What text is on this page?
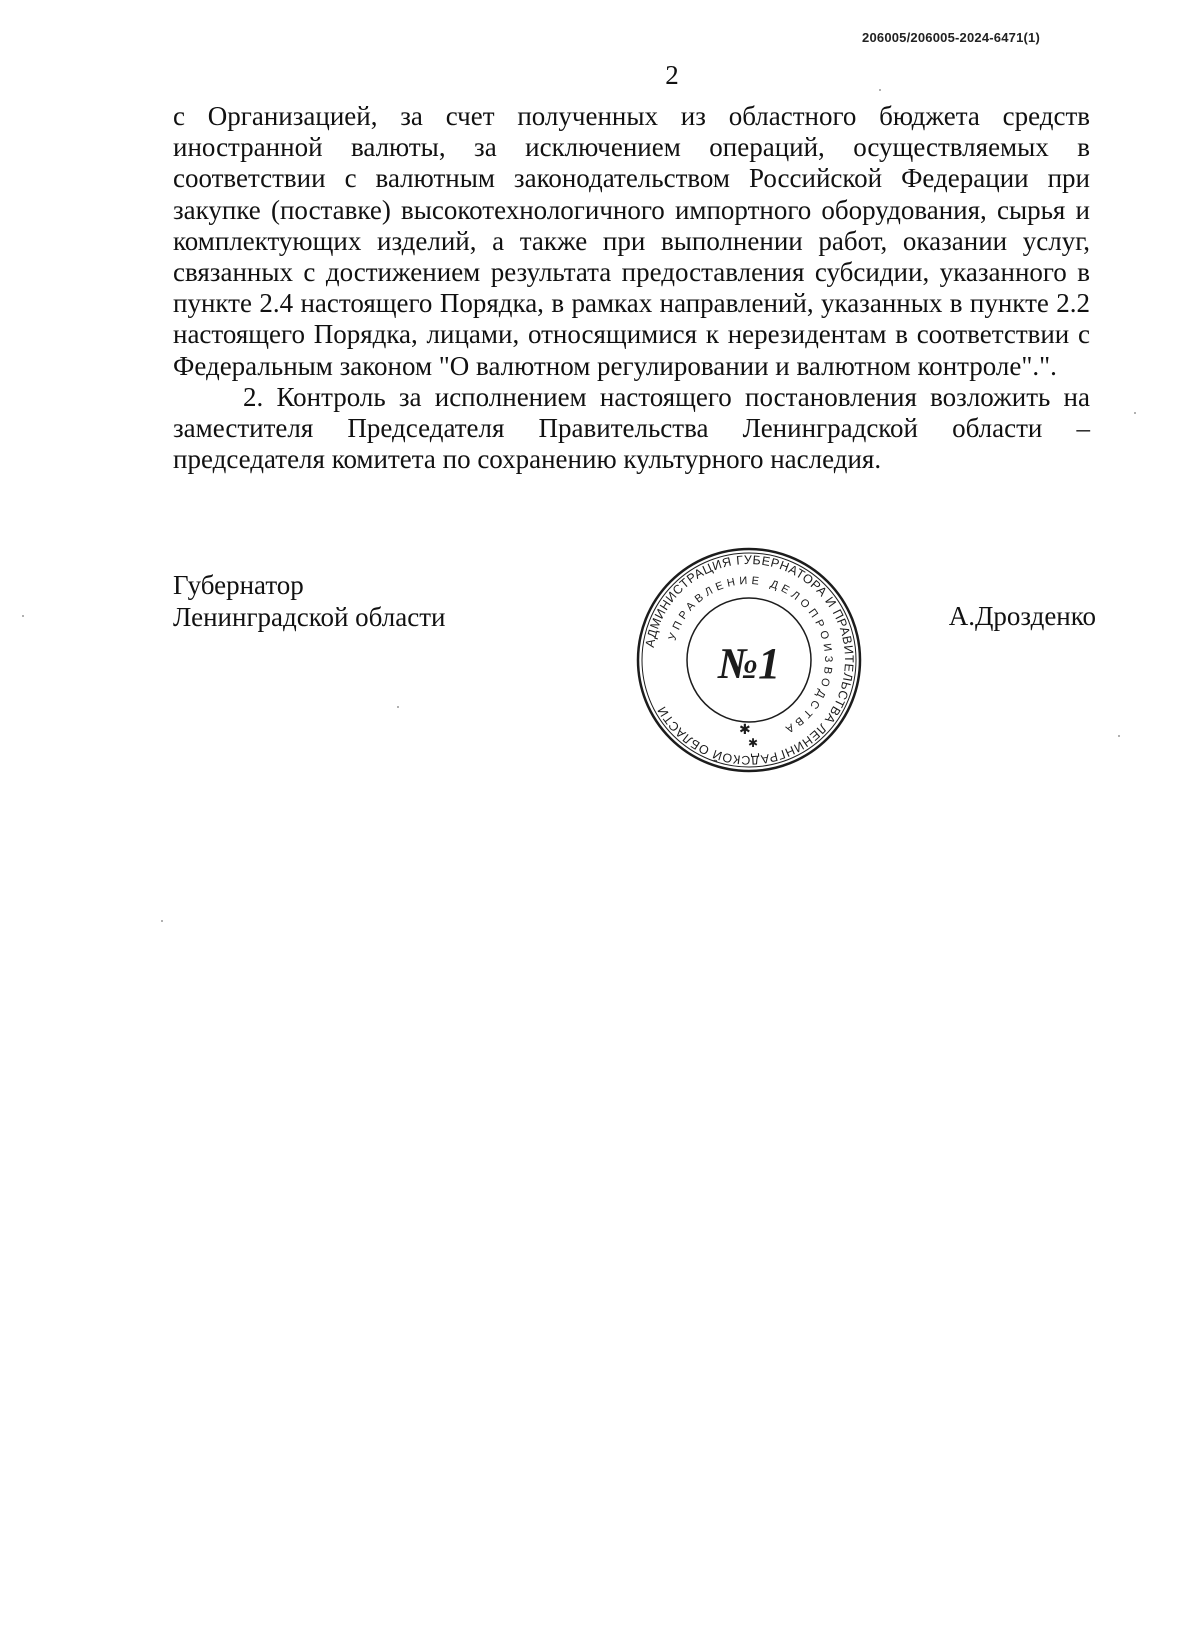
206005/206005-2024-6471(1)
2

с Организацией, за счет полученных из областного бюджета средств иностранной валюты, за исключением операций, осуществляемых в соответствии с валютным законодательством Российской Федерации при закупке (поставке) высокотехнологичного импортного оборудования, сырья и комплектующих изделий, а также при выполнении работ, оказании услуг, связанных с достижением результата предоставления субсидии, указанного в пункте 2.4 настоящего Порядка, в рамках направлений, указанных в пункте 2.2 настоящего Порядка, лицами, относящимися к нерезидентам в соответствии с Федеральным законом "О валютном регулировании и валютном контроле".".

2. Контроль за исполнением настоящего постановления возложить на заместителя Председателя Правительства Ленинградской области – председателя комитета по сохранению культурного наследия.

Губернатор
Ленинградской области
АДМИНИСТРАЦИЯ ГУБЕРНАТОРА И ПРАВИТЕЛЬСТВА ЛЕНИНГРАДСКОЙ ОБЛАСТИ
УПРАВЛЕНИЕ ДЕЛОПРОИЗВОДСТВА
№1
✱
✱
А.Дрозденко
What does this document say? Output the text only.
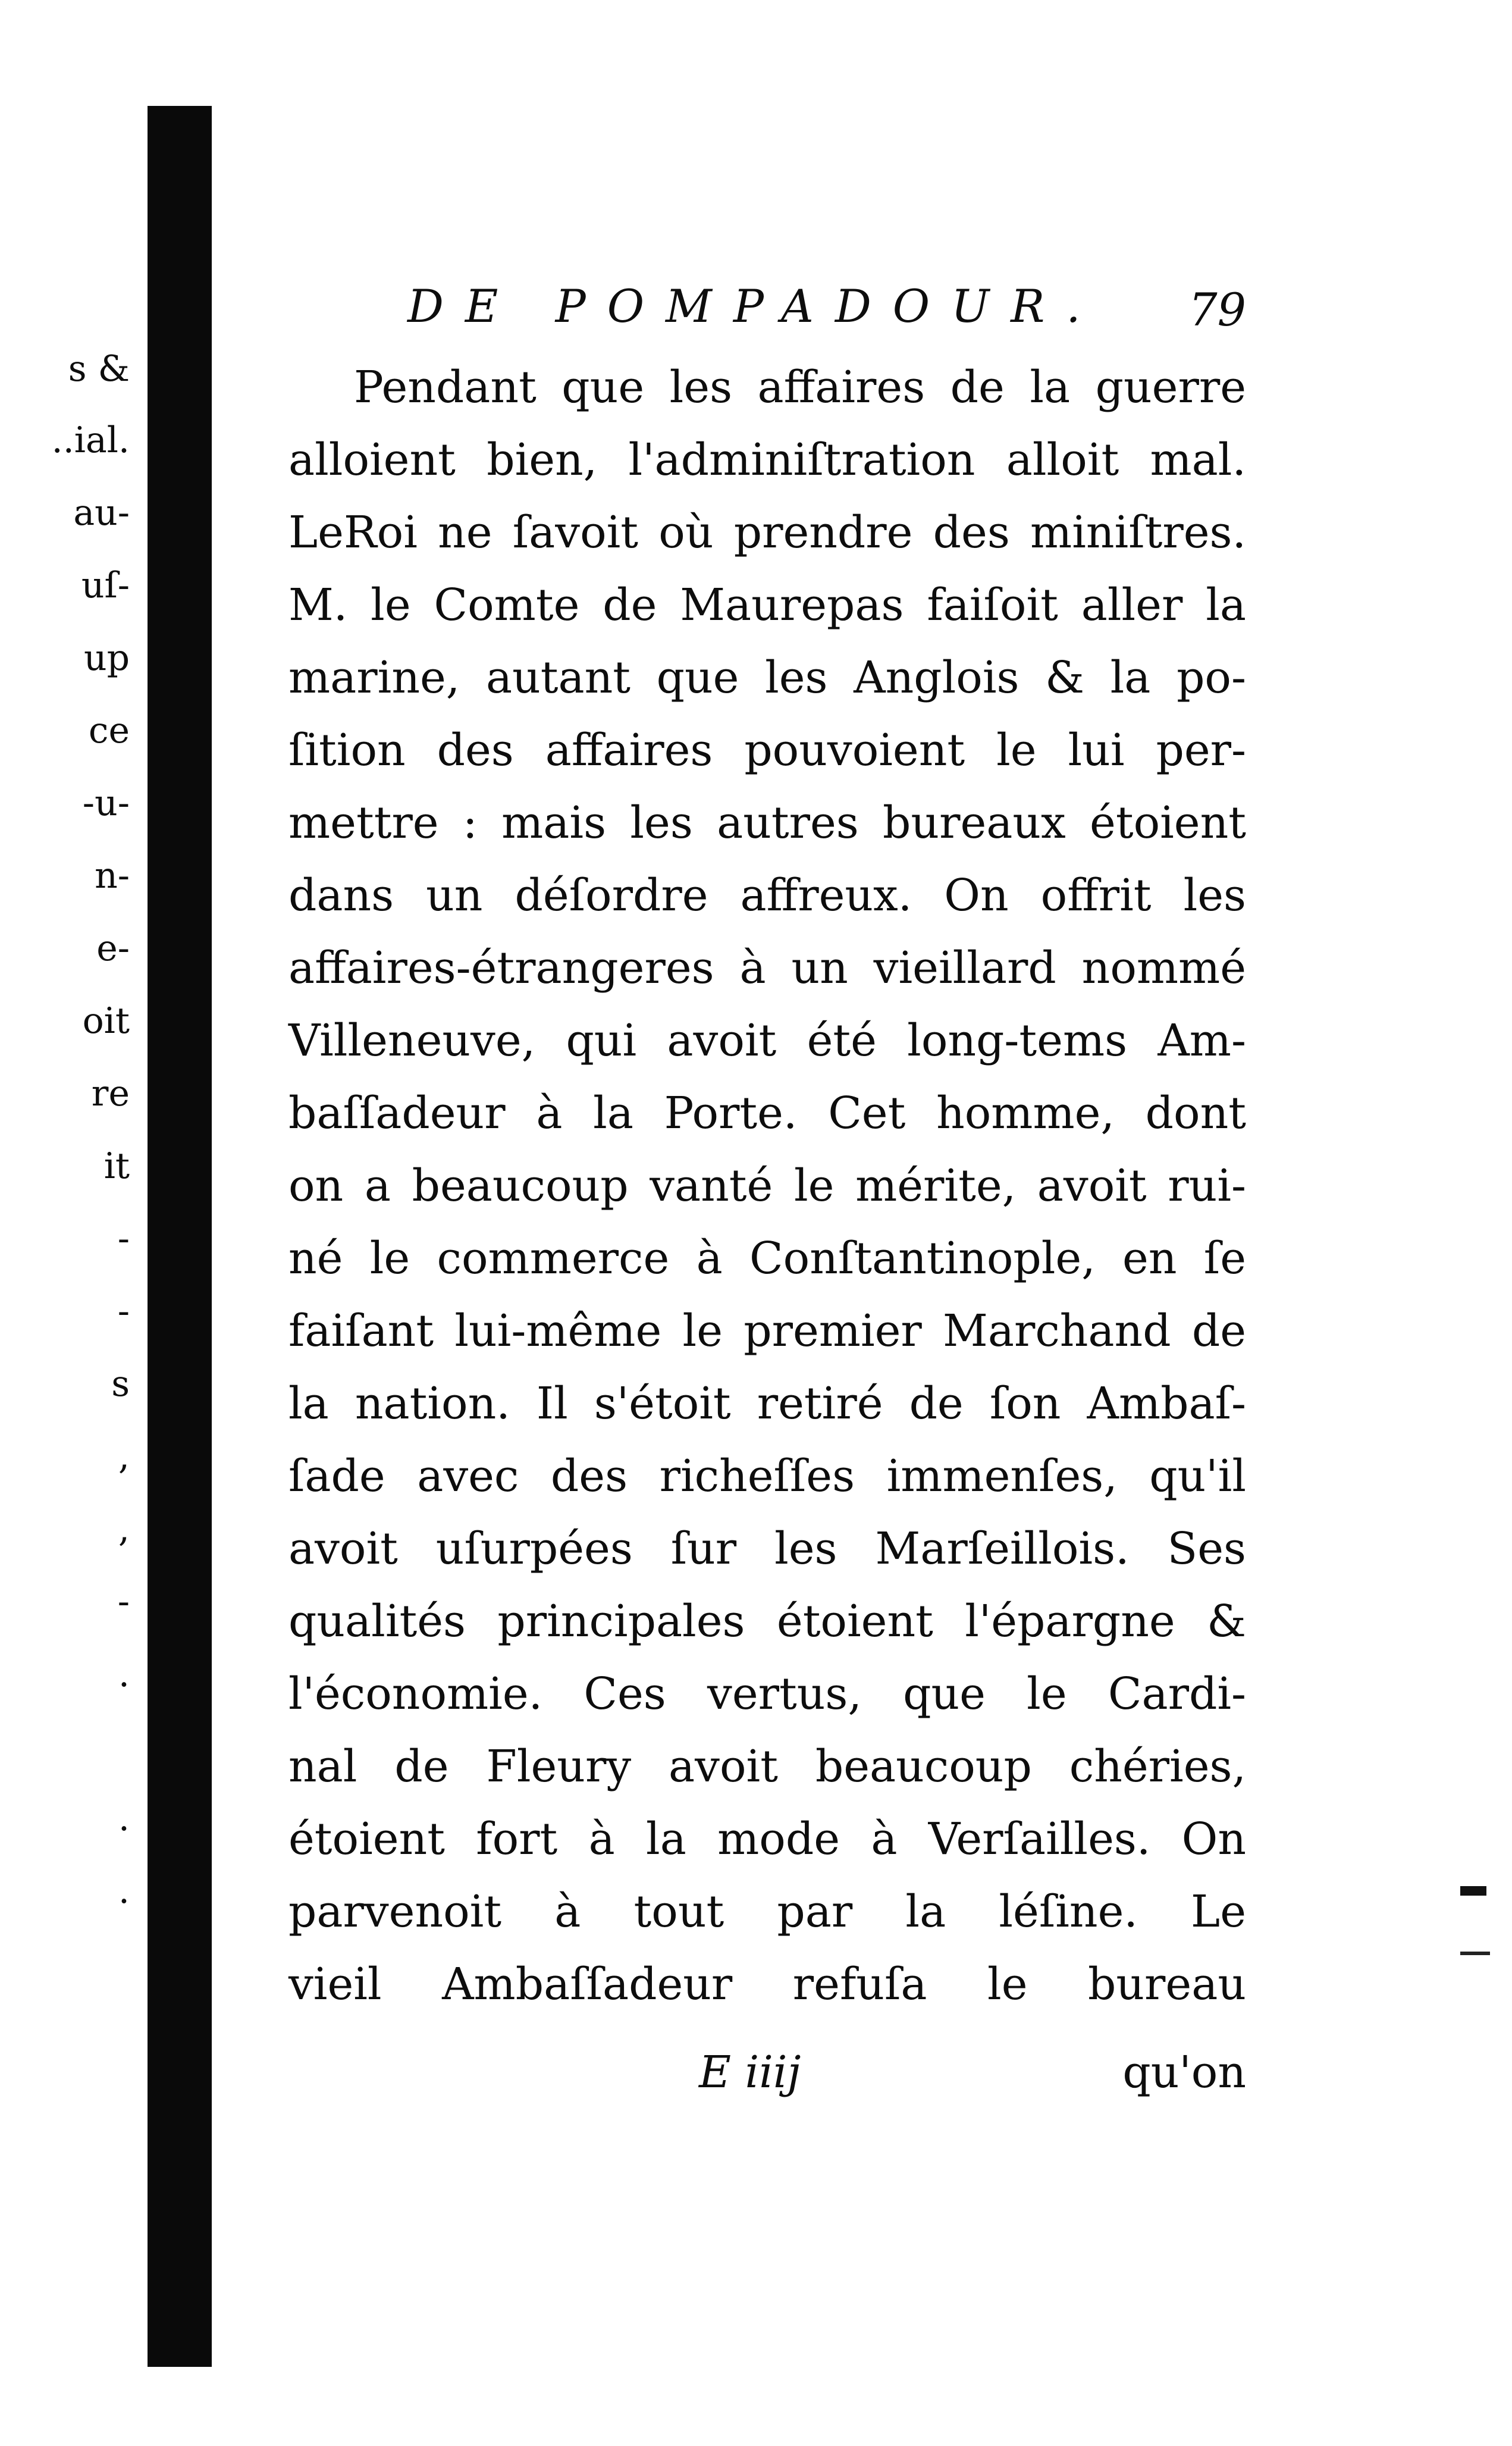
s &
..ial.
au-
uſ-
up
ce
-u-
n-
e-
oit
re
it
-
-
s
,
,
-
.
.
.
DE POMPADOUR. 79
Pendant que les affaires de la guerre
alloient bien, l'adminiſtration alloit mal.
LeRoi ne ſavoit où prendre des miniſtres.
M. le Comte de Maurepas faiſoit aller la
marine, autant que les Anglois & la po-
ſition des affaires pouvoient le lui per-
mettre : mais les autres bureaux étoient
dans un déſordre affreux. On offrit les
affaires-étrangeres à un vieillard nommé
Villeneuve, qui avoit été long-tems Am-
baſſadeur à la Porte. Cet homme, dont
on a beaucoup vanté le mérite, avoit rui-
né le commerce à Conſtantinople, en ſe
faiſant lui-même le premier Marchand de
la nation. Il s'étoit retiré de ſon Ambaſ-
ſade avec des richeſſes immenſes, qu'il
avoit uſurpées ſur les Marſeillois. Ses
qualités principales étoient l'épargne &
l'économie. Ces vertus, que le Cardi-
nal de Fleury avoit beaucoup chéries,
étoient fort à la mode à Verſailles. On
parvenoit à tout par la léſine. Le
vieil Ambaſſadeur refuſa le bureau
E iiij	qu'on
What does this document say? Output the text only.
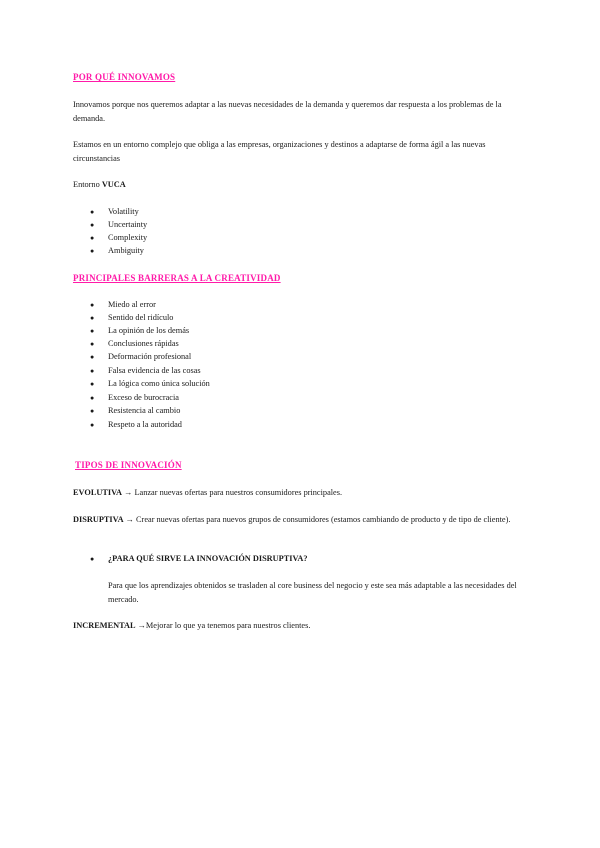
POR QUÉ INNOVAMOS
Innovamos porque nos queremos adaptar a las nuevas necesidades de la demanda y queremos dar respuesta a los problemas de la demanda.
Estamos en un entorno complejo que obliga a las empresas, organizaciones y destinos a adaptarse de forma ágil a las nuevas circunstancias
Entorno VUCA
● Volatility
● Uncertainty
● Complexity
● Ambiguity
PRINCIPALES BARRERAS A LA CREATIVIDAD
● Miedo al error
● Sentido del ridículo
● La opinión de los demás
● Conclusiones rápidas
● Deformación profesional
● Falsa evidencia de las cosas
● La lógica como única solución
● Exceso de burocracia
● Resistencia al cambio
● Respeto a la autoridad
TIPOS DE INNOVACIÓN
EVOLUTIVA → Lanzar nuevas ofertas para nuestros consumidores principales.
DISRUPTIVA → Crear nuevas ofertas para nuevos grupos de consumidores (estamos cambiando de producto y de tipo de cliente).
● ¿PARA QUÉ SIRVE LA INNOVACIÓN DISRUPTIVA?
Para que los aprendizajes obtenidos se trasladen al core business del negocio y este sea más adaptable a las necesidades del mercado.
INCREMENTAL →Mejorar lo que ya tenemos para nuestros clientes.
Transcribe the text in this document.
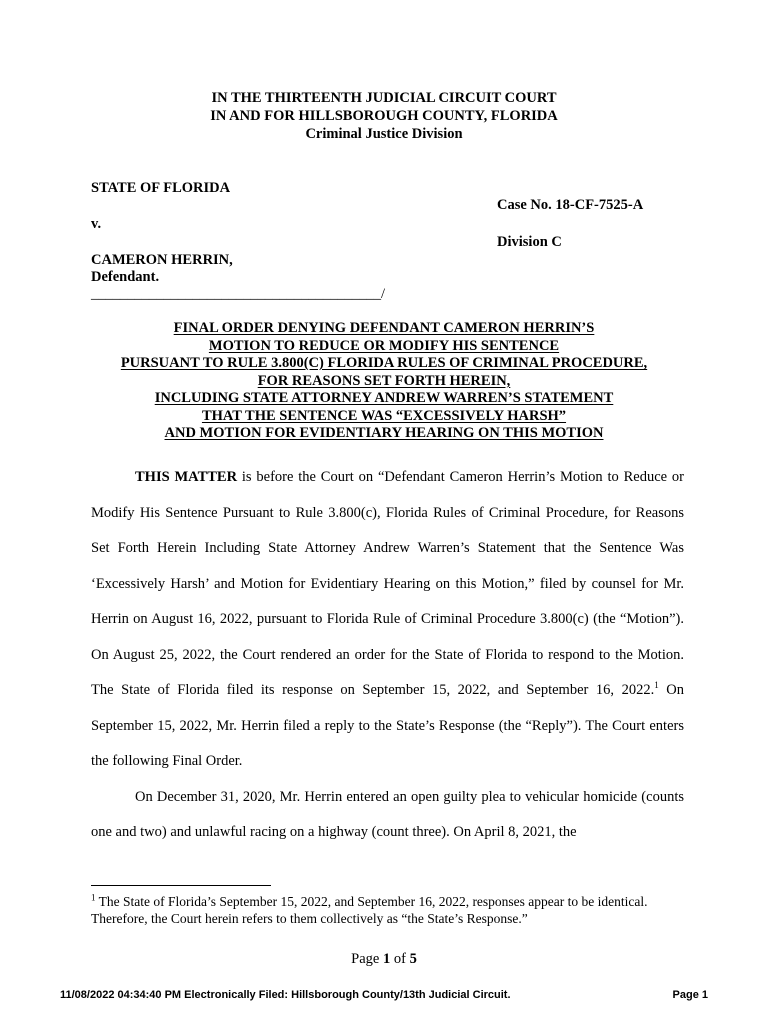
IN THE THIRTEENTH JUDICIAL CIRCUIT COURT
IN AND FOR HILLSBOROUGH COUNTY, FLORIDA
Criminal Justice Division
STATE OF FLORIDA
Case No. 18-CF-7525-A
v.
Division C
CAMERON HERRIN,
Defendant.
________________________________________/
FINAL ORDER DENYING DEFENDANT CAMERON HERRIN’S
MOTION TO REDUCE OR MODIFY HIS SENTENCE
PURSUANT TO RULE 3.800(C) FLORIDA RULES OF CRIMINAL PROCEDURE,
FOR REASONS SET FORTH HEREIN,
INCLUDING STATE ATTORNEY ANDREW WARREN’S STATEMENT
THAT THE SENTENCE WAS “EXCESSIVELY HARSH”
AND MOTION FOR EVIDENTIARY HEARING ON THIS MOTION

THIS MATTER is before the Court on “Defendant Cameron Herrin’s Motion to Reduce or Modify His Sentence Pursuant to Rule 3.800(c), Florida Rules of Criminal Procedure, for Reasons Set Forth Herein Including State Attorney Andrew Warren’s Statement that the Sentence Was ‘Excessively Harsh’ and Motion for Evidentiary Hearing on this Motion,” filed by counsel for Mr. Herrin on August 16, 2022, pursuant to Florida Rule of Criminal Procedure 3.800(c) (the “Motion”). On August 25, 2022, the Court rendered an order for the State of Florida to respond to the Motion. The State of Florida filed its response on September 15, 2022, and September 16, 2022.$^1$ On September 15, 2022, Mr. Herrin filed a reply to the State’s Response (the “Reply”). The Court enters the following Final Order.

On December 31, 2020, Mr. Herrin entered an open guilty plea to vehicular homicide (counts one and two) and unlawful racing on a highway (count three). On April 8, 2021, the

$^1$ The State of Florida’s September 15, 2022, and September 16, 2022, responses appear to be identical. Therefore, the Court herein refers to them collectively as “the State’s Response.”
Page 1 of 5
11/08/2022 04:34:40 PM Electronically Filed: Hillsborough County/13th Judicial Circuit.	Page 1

*****

## What the task asks
Leave out the pictures and retype every line above exactly.

## Task output
What text is on this page?
206005/206005-2024-6471(1)
2

с Организацией, за счет полученных из областного бюджета средств иностранной валюты, за исключением операций, осуществляемых в соответствии с валютным законодательством Российской Федерации при закупке (поставке) высокотехнологичного импортного оборудования, сырья и комплектующих изделий, а также при выполнении работ, оказании услуг, связанных с достижением результата предоставления субсидии, указанного в пункте 2.4 настоящего Порядка, в рамках направлений, указанных в пункте 2.2 настоящего Порядка, лицами, относящимися к нерезидентам в соответствии с Федеральным законом "О валютном регулировании и валютном контроле".".

2. Контроль за исполнением настоящего постановления возложить на заместителя Председателя Правительства Ленинградской области – председателя комитета по сохранению культурного наследия.

Губернатор
Ленинградской области
АДМИНИСТРАЦИЯ ГУБЕРНАТОРА И ПРАВИТЕЛЬСТВА ЛЕНИНГРАДСКОЙ ОБЛАСТИ
УПРАВЛЕНИЕ ДЕЛОПРОИЗВОДСТВА
№1
✱
✱
А.Дрозденко
What does this document say? Output the text only.
s &
..ial.
au-
uſ-
up
ce
-u-
n-
e-
oit
re
it
-
-
s
,
,
-
.
.
.
DE POMPADOUR. 79
Pendant que les affaires de la guerre
alloient bien, l'adminiſtration alloit mal.
LeRoi ne ſavoit où prendre des miniſtres.
M. le Comte de Maurepas faiſoit aller la
marine, autant que les Anglois & la po-
ſition des affaires pouvoient le lui per-
mettre : mais les autres bureaux étoient
dans un déſordre affreux. On offrit les
affaires-étrangeres à un vieillard nommé
Villeneuve, qui avoit été long-tems Am-
baſſadeur à la Porte. Cet homme, dont
on a beaucoup vanté le mérite, avoit rui-
né le commerce à Conſtantinople, en ſe
faiſant lui-même le premier Marchand de
la nation. Il s'étoit retiré de ſon Ambaſ-
ſade avec des richeſſes immenſes, qu'il
avoit uſurpées ſur les Marſeillois. Ses
qualités principales étoient l'épargne &
l'économie. Ces vertus, que le Cardi-
nal de Fleury avoit beaucoup chéries,
étoient fort à la mode à Verſailles. On
parvenoit à tout par la léſine. Le
vieil Ambaſſadeur refuſa le bureau
E iiij	qu'on
What does this document say? Output the text only.
POR QUÉ INNOVAMOS
Innovamos porque nos queremos adaptar a las nuevas necesidades de la demanda y queremos dar respuesta a los problemas de la demanda.
Estamos en un entorno complejo que obliga a las empresas, organizaciones y destinos a adaptarse de forma ágil a las nuevas circunstancias
Entorno VUCA
● Volatility
● Uncertainty
● Complexity
● Ambiguity
PRINCIPALES BARRERAS A LA CREATIVIDAD
● Miedo al error
● Sentido del ridículo
● La opinión de los demás
● Conclusiones rápidas
● Deformación profesional
● Falsa evidencia de las cosas
● La lógica como única solución
● Exceso de burocracia
● Resistencia al cambio
● Respeto a la autoridad
TIPOS DE INNOVACIÓN
EVOLUTIVA → Lanzar nuevas ofertas para nuestros consumidores principales.
DISRUPTIVA → Crear nuevas ofertas para nuevos grupos de consumidores (estamos cambiando de producto y de tipo de cliente).
● ¿PARA QUÉ SIRVE LA INNOVACIÓN DISRUPTIVA?
Para que los aprendizajes obtenidos se trasladen al core business del negocio y este sea más adaptable a las necesidades del mercado.
INCREMENTAL →Mejorar lo que ya tenemos para nuestros clientes.
Transcribe the text in this document.
IN THE THIRTEENTH JUDICIAL CIRCUIT COURT
IN AND FOR HILLSBOROUGH COUNTY, FLORIDA
Criminal Justice Division
STATE OF FLORIDA
Case No. 18-CF-7525-A
v.
Division C
CAMERON HERRIN,
Defendant.
________________________________________/
FINAL ORDER DENYING DEFENDANT CAMERON HERRIN’S
MOTION TO REDUCE OR MODIFY HIS SENTENCE
PURSUANT TO RULE 3.800(C) FLORIDA RULES OF CRIMINAL PROCEDURE,
FOR REASONS SET FORTH HEREIN,
INCLUDING STATE ATTORNEY ANDREW WARREN’S STATEMENT
THAT THE SENTENCE WAS “EXCESSIVELY HARSH”
AND MOTION FOR EVIDENTIARY HEARING ON THIS MOTION

THIS MATTER is before the Court on “Defendant Cameron Herrin’s Motion to Reduce or Modify His Sentence Pursuant to Rule 3.800(c), Florida Rules of Criminal Procedure, for Reasons Set Forth Herein Including State Attorney Andrew Warren’s Statement that the Sentence Was ‘Excessively Harsh’ and Motion for Evidentiary Hearing on this Motion,” filed by counsel for Mr. Herrin on August 16, 2022, pursuant to Florida Rule of Criminal Procedure 3.800(c) (the “Motion”). On August 25, 2022, the Court rendered an order for the State of Florida to respond to the Motion. The State of Florida filed its response on September 15, 2022, and September 16, 2022.$^1$ On September 15, 2022, Mr. Herrin filed a reply to the State’s Response (the “Reply”). The Court enters the following Final Order.

On December 31, 2020, Mr. Herrin entered an open guilty plea to vehicular homicide (counts one and two) and unlawful racing on a highway (count three). On April 8, 2021, the

$^1$ The State of Florida’s September 15, 2022, and September 16, 2022, responses appear to be identical. Therefore, the Court herein refers to them collectively as “the State’s Response.”
Page 1 of 5
11/08/2022 04:34:40 PM Electronically Filed: Hillsborough County/13th Judicial Circuit.	Page 1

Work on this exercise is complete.